### Aim
Without altering anything, repeat each of the records.

Collected data entries:
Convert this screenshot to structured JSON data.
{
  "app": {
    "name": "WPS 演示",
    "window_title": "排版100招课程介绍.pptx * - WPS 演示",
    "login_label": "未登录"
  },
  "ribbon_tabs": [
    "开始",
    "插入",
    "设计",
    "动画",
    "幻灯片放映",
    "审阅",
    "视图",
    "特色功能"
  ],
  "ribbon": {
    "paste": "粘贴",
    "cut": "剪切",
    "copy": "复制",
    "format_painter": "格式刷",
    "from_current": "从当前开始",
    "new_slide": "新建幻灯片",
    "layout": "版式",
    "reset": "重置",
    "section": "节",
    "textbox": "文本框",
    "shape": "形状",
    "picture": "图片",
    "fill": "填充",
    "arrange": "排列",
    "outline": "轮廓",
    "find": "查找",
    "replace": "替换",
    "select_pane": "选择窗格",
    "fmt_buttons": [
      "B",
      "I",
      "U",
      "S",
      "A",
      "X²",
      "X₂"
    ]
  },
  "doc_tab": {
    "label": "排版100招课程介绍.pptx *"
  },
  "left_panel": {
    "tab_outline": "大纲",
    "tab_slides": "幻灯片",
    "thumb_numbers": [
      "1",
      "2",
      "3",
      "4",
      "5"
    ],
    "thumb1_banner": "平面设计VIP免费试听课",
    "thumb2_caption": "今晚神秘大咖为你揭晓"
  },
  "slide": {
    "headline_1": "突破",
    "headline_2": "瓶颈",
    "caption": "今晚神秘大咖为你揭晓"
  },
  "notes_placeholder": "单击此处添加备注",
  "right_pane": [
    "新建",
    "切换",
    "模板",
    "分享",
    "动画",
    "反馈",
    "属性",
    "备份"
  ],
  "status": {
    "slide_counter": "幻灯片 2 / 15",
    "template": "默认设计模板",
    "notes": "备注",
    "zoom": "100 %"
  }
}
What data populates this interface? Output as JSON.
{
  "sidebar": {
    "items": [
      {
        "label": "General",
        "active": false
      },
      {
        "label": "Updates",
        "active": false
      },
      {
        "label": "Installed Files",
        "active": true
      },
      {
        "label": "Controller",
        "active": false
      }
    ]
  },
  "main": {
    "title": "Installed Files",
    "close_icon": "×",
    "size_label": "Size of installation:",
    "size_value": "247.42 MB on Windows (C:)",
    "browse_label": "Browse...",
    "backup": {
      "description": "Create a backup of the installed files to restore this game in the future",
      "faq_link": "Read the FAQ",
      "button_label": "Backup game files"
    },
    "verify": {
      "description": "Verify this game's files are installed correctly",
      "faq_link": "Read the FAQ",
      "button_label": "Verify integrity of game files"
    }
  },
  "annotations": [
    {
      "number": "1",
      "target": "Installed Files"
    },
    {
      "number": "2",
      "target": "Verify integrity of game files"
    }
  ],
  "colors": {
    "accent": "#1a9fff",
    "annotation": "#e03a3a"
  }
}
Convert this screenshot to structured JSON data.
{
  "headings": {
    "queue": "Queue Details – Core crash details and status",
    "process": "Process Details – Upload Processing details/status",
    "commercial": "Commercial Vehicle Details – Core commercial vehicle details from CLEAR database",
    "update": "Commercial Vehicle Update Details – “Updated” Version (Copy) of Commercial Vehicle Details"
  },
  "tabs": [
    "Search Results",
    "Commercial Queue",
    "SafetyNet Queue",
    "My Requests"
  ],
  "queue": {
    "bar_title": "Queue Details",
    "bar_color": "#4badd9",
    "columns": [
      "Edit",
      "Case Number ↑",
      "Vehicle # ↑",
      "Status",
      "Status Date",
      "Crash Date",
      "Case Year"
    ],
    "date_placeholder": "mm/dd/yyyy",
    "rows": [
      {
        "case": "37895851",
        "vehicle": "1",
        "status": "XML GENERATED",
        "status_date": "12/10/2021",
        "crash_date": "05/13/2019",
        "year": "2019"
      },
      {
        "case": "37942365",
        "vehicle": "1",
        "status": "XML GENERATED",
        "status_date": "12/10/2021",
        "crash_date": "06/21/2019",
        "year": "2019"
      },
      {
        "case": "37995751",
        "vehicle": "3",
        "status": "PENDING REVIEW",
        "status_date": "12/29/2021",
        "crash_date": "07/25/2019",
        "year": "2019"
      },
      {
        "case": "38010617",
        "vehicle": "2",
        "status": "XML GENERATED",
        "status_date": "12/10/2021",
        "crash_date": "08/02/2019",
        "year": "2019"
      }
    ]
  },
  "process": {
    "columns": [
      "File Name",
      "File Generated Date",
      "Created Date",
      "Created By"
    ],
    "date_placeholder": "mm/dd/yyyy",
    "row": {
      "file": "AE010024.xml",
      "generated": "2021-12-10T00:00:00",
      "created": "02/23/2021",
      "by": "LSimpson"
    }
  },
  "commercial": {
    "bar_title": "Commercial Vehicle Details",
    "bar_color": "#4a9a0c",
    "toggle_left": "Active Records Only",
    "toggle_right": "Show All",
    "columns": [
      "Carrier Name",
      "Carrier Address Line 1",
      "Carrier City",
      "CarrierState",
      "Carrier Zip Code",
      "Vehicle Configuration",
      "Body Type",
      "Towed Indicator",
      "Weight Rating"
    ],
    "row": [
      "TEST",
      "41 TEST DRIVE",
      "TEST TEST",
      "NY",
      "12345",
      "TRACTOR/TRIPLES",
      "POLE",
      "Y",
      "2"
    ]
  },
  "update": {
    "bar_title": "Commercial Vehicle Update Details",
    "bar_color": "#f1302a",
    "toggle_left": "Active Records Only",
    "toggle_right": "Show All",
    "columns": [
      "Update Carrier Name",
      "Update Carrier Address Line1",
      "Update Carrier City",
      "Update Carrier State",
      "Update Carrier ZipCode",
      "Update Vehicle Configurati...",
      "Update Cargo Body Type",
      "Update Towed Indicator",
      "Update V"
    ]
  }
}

### Expected answer
Convert this screenshot to structured JSON data.
{
  "app": {
    "name": "WPS 演示",
    "window_title": "排版100招课程介绍.pptx * - WPS 演示",
    "login_label": "未登录"
  },
  "ribbon_tabs": [
    "开始",
    "插入",
    "设计",
    "动画",
    "幻灯片放映",
    "审阅",
    "视图",
    "特色功能"
  ],
  "ribbon": {
    "paste": "粘贴",
    "cut": "剪切",
    "copy": "复制",
    "format_painter": "格式刷",
    "from_current": "从当前开始",
    "new_slide": "新建幻灯片",
    "layout": "版式",
    "reset": "重置",
    "section": "节",
    "textbox": "文本框",
    "shape": "形状",
    "picture": "图片",
    "fill": "填充",
    "arrange": "排列",
    "outline": "轮廓",
    "find": "查找",
    "replace": "替换",
    "select_pane": "选择窗格",
    "fmt_buttons": [
      "B",
      "I",
      "U",
      "S",
      "A",
      "X²",
      "X₂"
    ]
  },
  "doc_tab": {
    "label": "排版100招课程介绍.pptx *"
  },
  "left_panel": {
    "tab_outline": "大纲",
    "tab_slides": "幻灯片",
    "thumb_numbers": [
      "1",
      "2",
      "3",
      "4",
      "5"
    ],
    "thumb1_banner": "平面设计VIP免费试听课",
    "thumb2_caption": "今晚神秘大咖为你揭晓"
  },
  "slide": {
    "headline_1": "突破",
    "headline_2": "瓶颈",
    "caption": "今晚神秘大咖为你揭晓"
  },
  "notes_placeholder": "单击此处添加备注",
  "right_pane": [
    "新建",
    "切换",
    "模板",
    "分享",
    "动画",
    "反馈",
    "属性",
    "备份"
  ],
  "status": {
    "slide_counter": "幻灯片 2 / 15",
    "template": "默认设计模板",
    "notes": "备注",
    "zoom": "100 %"
  }
}
What data populates this interface? Output as JSON.
{
  "sidebar": {
    "items": [
      {
        "label": "General",
        "active": false
      },
      {
        "label": "Updates",
        "active": false
      },
      {
        "label": "Installed Files",
        "active": true
      },
      {
        "label": "Controller",
        "active": false
      }
    ]
  },
  "main": {
    "title": "Installed Files",
    "close_icon": "×",
    "size_label": "Size of installation:",
    "size_value": "247.42 MB on Windows (C:)",
    "browse_label": "Browse...",
    "backup": {
      "description": "Create a backup of the installed files to restore this game in the future",
      "faq_link": "Read the FAQ",
      "button_label": "Backup game files"
    },
    "verify": {
      "description": "Verify this game's files are installed correctly",
      "faq_link": "Read the FAQ",
      "button_label": "Verify integrity of game files"
    }
  },
  "annotations": [
    {
      "number": "1",
      "target": "Installed Files"
    },
    {
      "number": "2",
      "target": "Verify integrity of game files"
    }
  ],
  "colors": {
    "accent": "#1a9fff",
    "annotation": "#e03a3a"
  }
}
Convert this screenshot to structured JSON data.
{
  "headings": {
    "queue": "Queue Details – Core crash details and status",
    "process": "Process Details – Upload Processing details/status",
    "commercial": "Commercial Vehicle Details – Core commercial vehicle details from CLEAR database",
    "update": "Commercial Vehicle Update Details – “Updated” Version (Copy) of Commercial Vehicle Details"
  },
  "tabs": [
    "Search Results",
    "Commercial Queue",
    "SafetyNet Queue",
    "My Requests"
  ],
  "queue": {
    "bar_title": "Queue Details",
    "bar_color": "#4badd9",
    "columns": [
      "Edit",
      "Case Number ↑",
      "Vehicle # ↑",
      "Status",
      "Status Date",
      "Crash Date",
      "Case Year"
    ],
    "date_placeholder": "mm/dd/yyyy",
    "rows": [
      {
        "case": "37895851",
        "vehicle": "1",
        "status": "XML GENERATED",
        "status_date": "12/10/2021",
        "crash_date": "05/13/2019",
        "year": "2019"
      },
      {
        "case": "37942365",
        "vehicle": "1",
        "status": "XML GENERATED",
        "status_date": "12/10/2021",
        "crash_date": "06/21/2019",
        "year": "2019"
      },
      {
        "case": "37995751",
        "vehicle": "3",
        "status": "PENDING REVIEW",
        "status_date": "12/29/2021",
        "crash_date": "07/25/2019",
        "year": "2019"
      },
      {
        "case": "38010617",
        "vehicle": "2",
        "status": "XML GENERATED",
        "status_date": "12/10/2021",
        "crash_date": "08/02/2019",
        "year": "2019"
      }
    ]
  },
  "process": {
    "columns": [
      "File Name",
      "File Generated Date",
      "Created Date",
      "Created By"
    ],
    "date_placeholder": "mm/dd/yyyy",
    "row": {
      "file": "AE010024.xml",
      "generated": "2021-12-10T00:00:00",
      "created": "02/23/2021",
      "by": "LSimpson"
    }
  },
  "commercial": {
    "bar_title": "Commercial Vehicle Details",
    "bar_color": "#4a9a0c",
    "toggle_left": "Active Records Only",
    "toggle_right": "Show All",
    "columns": [
      "Carrier Name",
      "Carrier Address Line 1",
      "Carrier City",
      "CarrierState",
      "Carrier Zip Code",
      "Vehicle Configuration",
      "Body Type",
      "Towed Indicator",
      "Weight Rating"
    ],
    "row": [
      "TEST",
      "41 TEST DRIVE",
      "TEST TEST",
      "NY",
      "12345",
      "TRACTOR/TRIPLES",
      "POLE",
      "Y",
      "2"
    ]
  },
  "update": {
    "bar_title": "Commercial Vehicle Update Details",
    "bar_color": "#f1302a",
    "toggle_left": "Active Records Only",
    "toggle_right": "Show All",
    "columns": [
      "Update Carrier Name",
      "Update Carrier Address Line1",
      "Update Carrier City",
      "Update Carrier State",
      "Update Carrier ZipCode",
      "Update Vehicle Configurati...",
      "Update Cargo Body Type",
      "Update Towed Indicator",
      "Update V"
    ]
  }
}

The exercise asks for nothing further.